**PASSAGE SHOWN:**
Start

[extropy-chat] Way, way, way over the edge...
Darin Sunley
dsunley at gmail.com
Tue Apr 18 23:51:51 UTC 2006
On 4/18/06, BillK <pharos at gmail.com> wrote:
>
> The site I referenced does quote chapter and verse and discusses what
> the writers were actually talking about 2,000 years ago and how
> different modern schools of religion interpret those verses.
>
> <http://www.religioustolerance.org/hom_bibl.htm>
>
> It basically comes down to the fact that Xians take those verses to
> mean whatever they want them to mean. Very useful technique.
Christians will frequently disagree on how much emphasis to place on
varoius verses. While there is a tendency in certain denominations to
torture certain verses into meaning the opposite of what they actually
say, this is the same kind of postmodern sillyness that we see in
secular society, e.g. the Supreme Court deciding that "right to
private property" is consistent with "we can get more property taxes
from another owner, so we can seize anything we want with emminent
domain." Postmodern sentence-torturing is ridiculous no matter what
the context is, and the Bible actually speaks out against it
specifically. "Woe to them who call good evil and evil good."

End

**INFORMATION SUPPLIED:**
Start

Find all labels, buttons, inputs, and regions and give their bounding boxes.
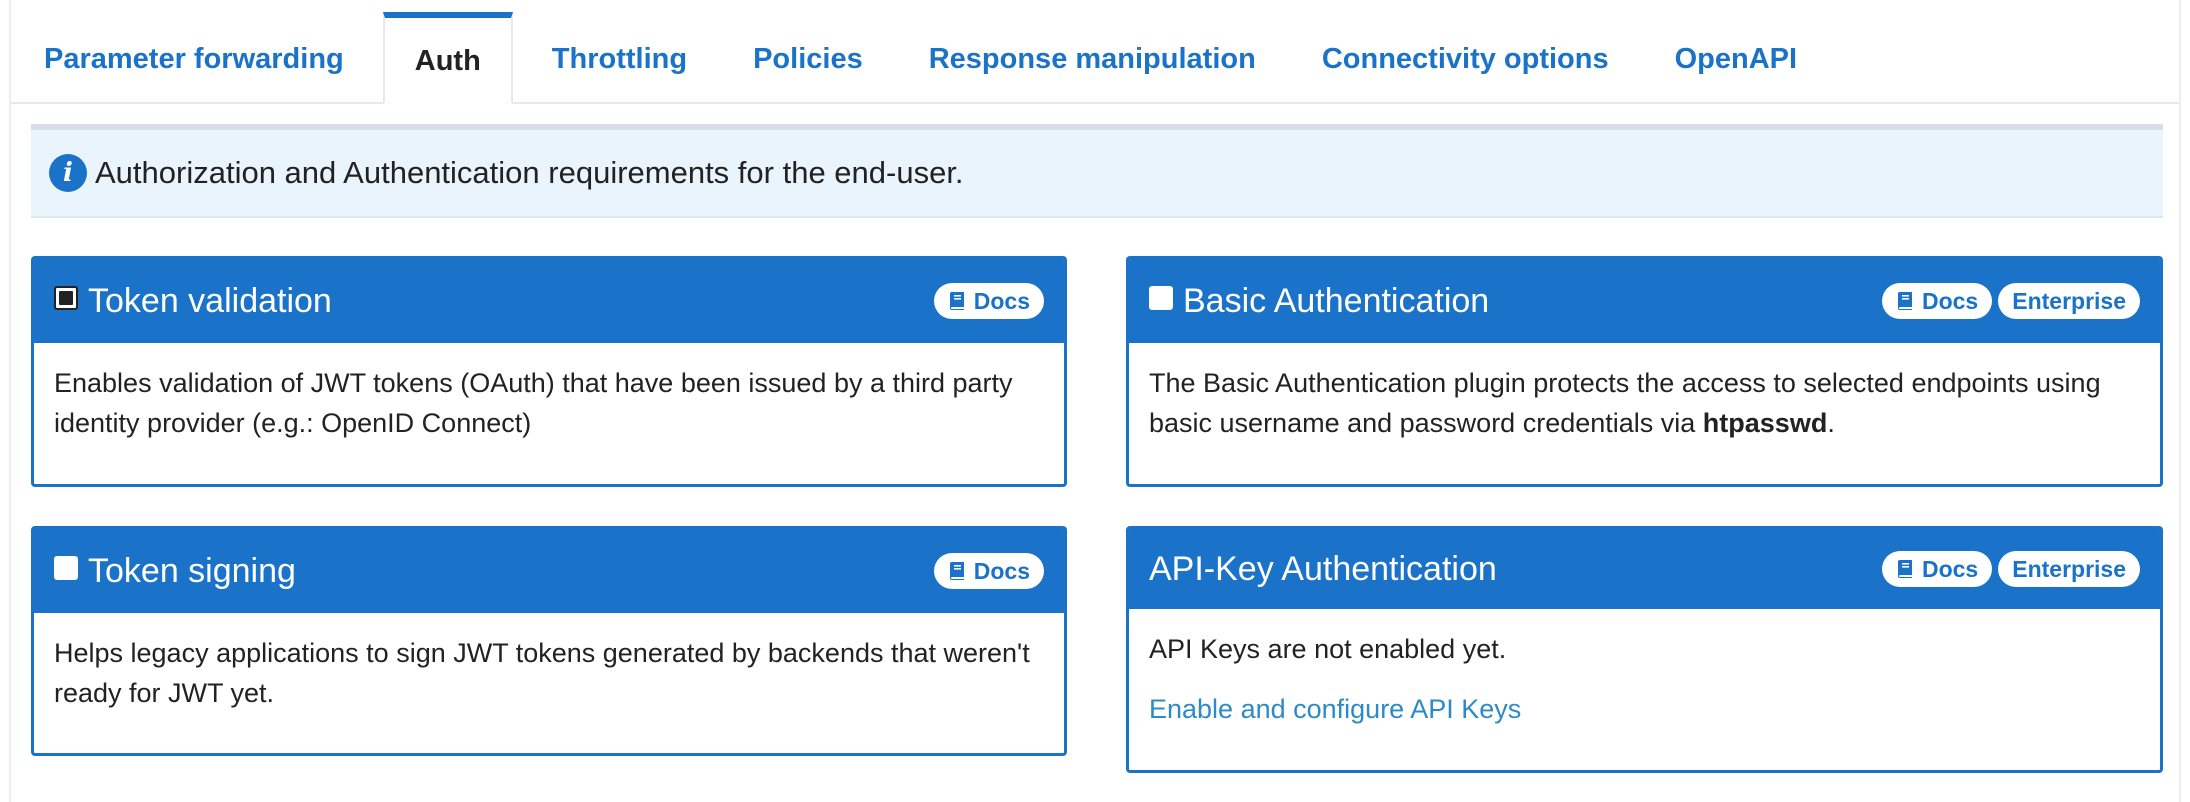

End

**TASK 1:** Return everything in the mailing-list post from "[extropy-chat] Way, way, way" down to "Very useful technique.".
**TASK 2:** Which Bible quotation closes the mailing-list post?
**TASK 3:** List each header detail at the top of the mailing-list post, before the "On 4/18/06" attribution.

**WRITTEN SOLUTION 1:**
[extropy-chat] Way, way, way over the edge...
Darin Sunley
dsunley at gmail.com
Tue Apr 18 23:51:51 UTC 2006
On 4/18/06, BillK <pharos at gmail.com> wrote:
>
> The site I referenced does quote chapter and verse and discusses what
> the writers were actually talking about 2,000 years ago and how
> different modern schools of religion interpret those verses.
>
> <http://www.religioustolerance.org/hom_bibl.htm>
>
> It basically comes down to the fact that Xians take those verses to
> mean whatever they want them to mean. Very useful technique.

**WRITTEN SOLUTION 2:** "Woe to them who call good evil and evil good."

**WRITTEN SOLUTION 3:**
- Subject: [extropy-chat] Way, way, way over the edge...
- Author: Darin Sunley
- Address: dsunley at gmail.com
- Date and time: Tue Apr 18 23:51:51 UTC 2006